* **Set task**:
Print the entries that appear below, exactly as written and without their pictures.

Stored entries
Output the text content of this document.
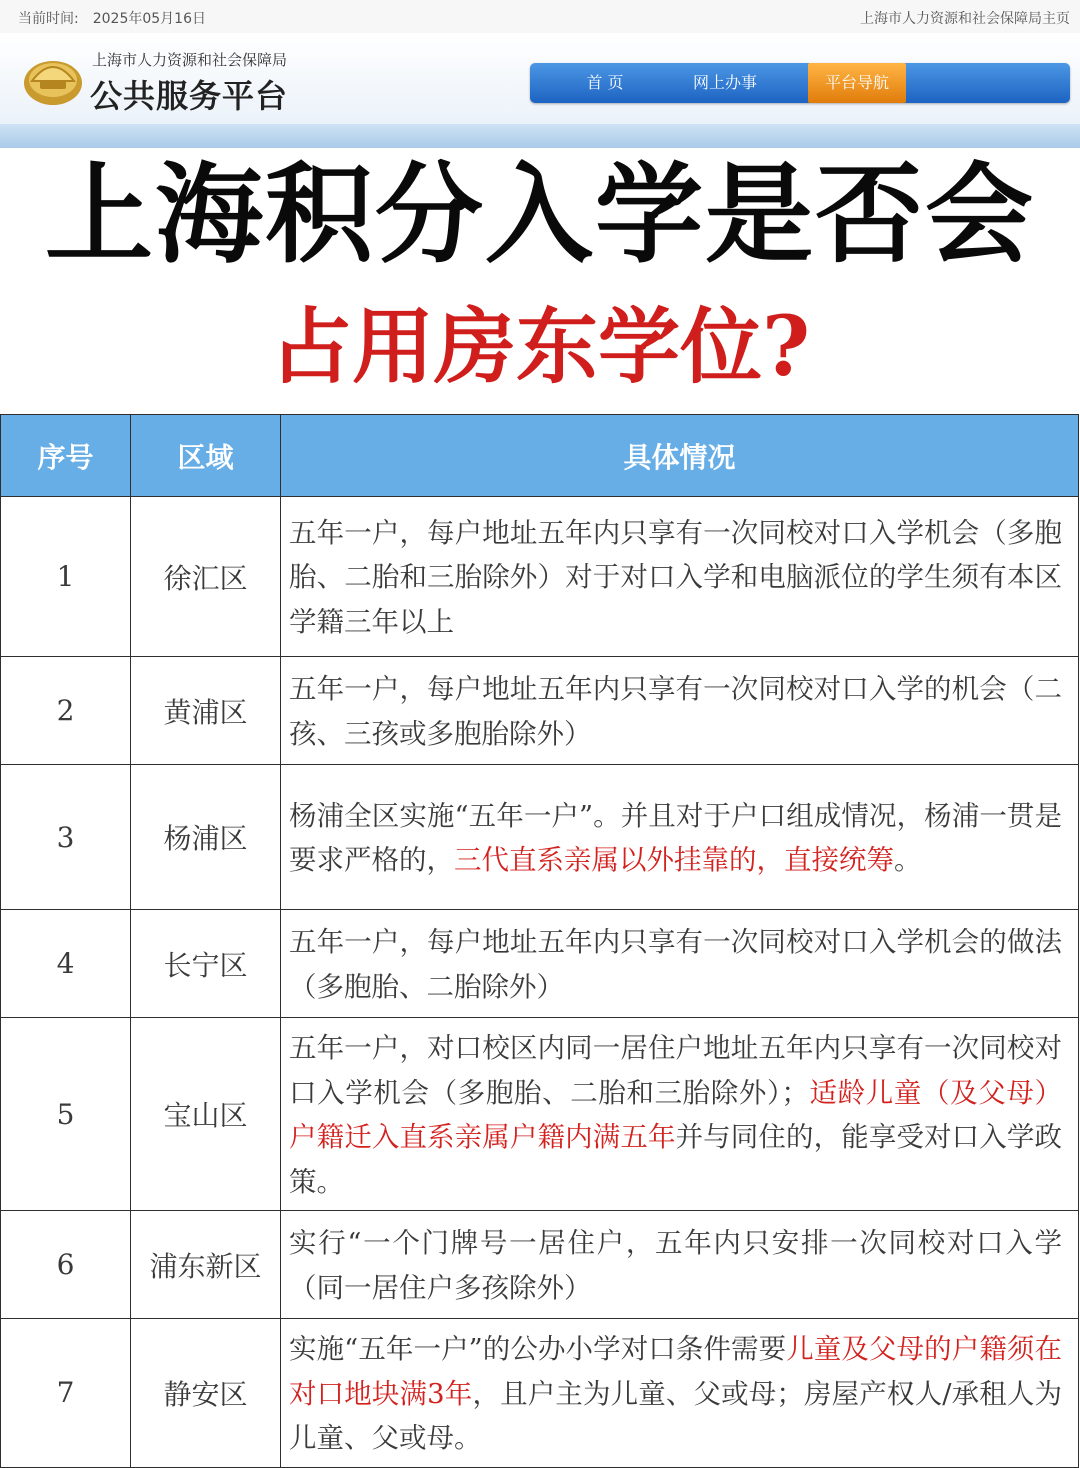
当前时间: 2025年05月16日	上海市人力资源和社会保障局主页
上海市人力资源和社会保障局
公共服务平台	首 页	网上办事	平台导航
上海积分入学是否会
占用房东学位?
序号	区域	具体情况
1	徐汇区	五年一户，每户地址五年内只享有一次同校对口入学机会（多胞胎、二胎和三胎除外）对于对口入学和电脑派位的学生须有本区学籍三年以上
2	黄浦区	五年一户，每户地址五年内只享有一次同校对口入学的机会（二孩、三孩或多胞胎除外）
3	杨浦区	杨浦全区实施“五年一户”。并且对于户口组成情况，杨浦一贯是要求严格的，三代直系亲属以外挂靠的，直接统筹。
4	长宁区	五年一户，每户地址五年内只享有一次同校对口入学机会的做法（多胞胎、二胎除外）
5	宝山区	五年一户，对口校区内同一居住户地址五年内只享有一次同校对口入学机会（多胞胎、二胎和三胎除外）；适龄儿童（及父母）户籍迁入直系亲属户籍内满五年并与同住的，能享受对口入学政策。
6	浦东新区	实行“一个门牌号一居住户，五年内只安排一次同校对口入学（同一居住户多孩除外）
7	静安区	实施“五年一户”的公办小学对口条件需要儿童及父母的户籍须在对口地块满3年，且户主为儿童、父或母；房屋产权人/承租人为儿童、父或母。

* **Complete output**:
Output the text content of this document.
当前时间: 2025年05月16日	上海市人力资源和社会保障局主页
上海市人力资源和社会保障局
公共服务平台	首 页	网上办事	平台导航
上海积分入学是否会
占用房东学位?
序号	区域	具体情况
1	徐汇区	五年一户，每户地址五年内只享有一次同校对口入学机会（多胞胎、二胎和三胎除外）对于对口入学和电脑派位的学生须有本区学籍三年以上
2	黄浦区	五年一户，每户地址五年内只享有一次同校对口入学的机会（二孩、三孩或多胞胎除外）
3	杨浦区	杨浦全区实施“五年一户”。并且对于户口组成情况，杨浦一贯是要求严格的，三代直系亲属以外挂靠的，直接统筹。
4	长宁区	五年一户，每户地址五年内只享有一次同校对口入学机会的做法（多胞胎、二胎除外）
5	宝山区	五年一户，对口校区内同一居住户地址五年内只享有一次同校对口入学机会（多胞胎、二胎和三胎除外）；适龄儿童（及父母）户籍迁入直系亲属户籍内满五年并与同住的，能享受对口入学政策。
6	浦东新区	实行“一个门牌号一居住户，五年内只安排一次同校对口入学（同一居住户多孩除外）
7	静安区	实施“五年一户”的公办小学对口条件需要儿童及父母的户籍须在对口地块满3年，且户主为儿童、父或母；房屋产权人/承租人为儿童、父或母。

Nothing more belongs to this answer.